Records »
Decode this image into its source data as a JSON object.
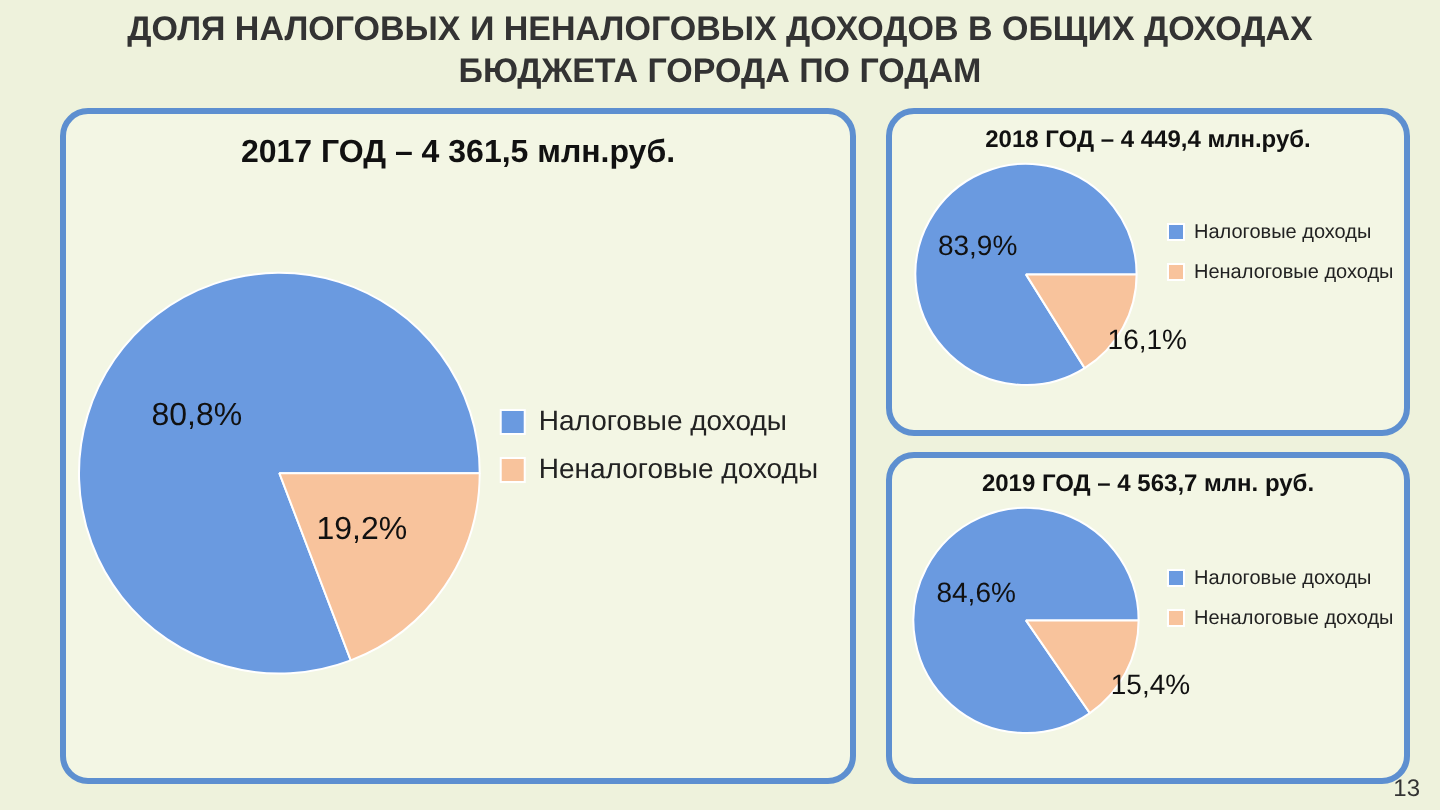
{
  "chart_data": [
    {
      "type": "pie",
      "title": "2017 ГОД – 4 361,5 млн.руб.",
      "categories": [
        "Налоговые доходы",
        "Неналоговые доходы"
      ],
      "values": [
        80.8,
        19.2
      ],
      "value_labels": [
        "80,8%",
        "19,2%"
      ],
      "colors": [
        "#6a9ae0",
        "#f8c39c"
      ],
      "legend": "right",
      "annotations": [
        "ДОЛЯ НАЛОГОВЫХ И НЕНАЛОГОВЫХ ДОХОДОВ В ОБЩИХ ДОХОДАХ БЮДЖЕТА ГОРОДА ПО ГОДАМ",
        "13"
      ]
    },
    {
      "type": "pie",
      "title": "2018 ГОД – 4 449,4 млн.руб.",
      "categories": [
        "Налоговые доходы",
        "Неналоговые доходы"
      ],
      "values": [
        83.9,
        16.1
      ],
      "value_labels": [
        "83,9%",
        "16,1%"
      ],
      "colors": [
        "#6a9ae0",
        "#f8c39c"
      ],
      "legend": "right"
    },
    {
      "type": "pie",
      "title": "2019 ГОД – 4 563,7 млн. руб.",
      "categories": [
        "Налоговые доходы",
        "Неналоговые доходы"
      ],
      "values": [
        84.6,
        15.4
      ],
      "value_labels": [
        "84,6%",
        "15,4%"
      ],
      "colors": [
        "#6a9ae0",
        "#f8c39c"
      ],
      "legend": "right"
    }
  ]
}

Set problem » Write the listing out a second time exactly, dropping all images.

In response »
Decode this image into its source data as a JSON object.
{
  "chart_data": [
    {
      "type": "pie",
      "title": "2017 ГОД – 4 361,5 млн.руб.",
      "categories": [
        "Налоговые доходы",
        "Неналоговые доходы"
      ],
      "values": [
        80.8,
        19.2
      ],
      "value_labels": [
        "80,8%",
        "19,2%"
      ],
      "colors": [
        "#6a9ae0",
        "#f8c39c"
      ],
      "legend": "right",
      "annotations": [
        "ДОЛЯ НАЛОГОВЫХ И НЕНАЛОГОВЫХ ДОХОДОВ В ОБЩИХ ДОХОДАХ БЮДЖЕТА ГОРОДА ПО ГОДАМ",
        "13"
      ]
    },
    {
      "type": "pie",
      "title": "2018 ГОД – 4 449,4 млн.руб.",
      "categories": [
        "Налоговые доходы",
        "Неналоговые доходы"
      ],
      "values": [
        83.9,
        16.1
      ],
      "value_labels": [
        "83,9%",
        "16,1%"
      ],
      "colors": [
        "#6a9ae0",
        "#f8c39c"
      ],
      "legend": "right"
    },
    {
      "type": "pie",
      "title": "2019 ГОД – 4 563,7 млн. руб.",
      "categories": [
        "Налоговые доходы",
        "Неналоговые доходы"
      ],
      "values": [
        84.6,
        15.4
      ],
      "value_labels": [
        "84,6%",
        "15,4%"
      ],
      "colors": [
        "#6a9ae0",
        "#f8c39c"
      ],
      "legend": "right"
    }
  ]
}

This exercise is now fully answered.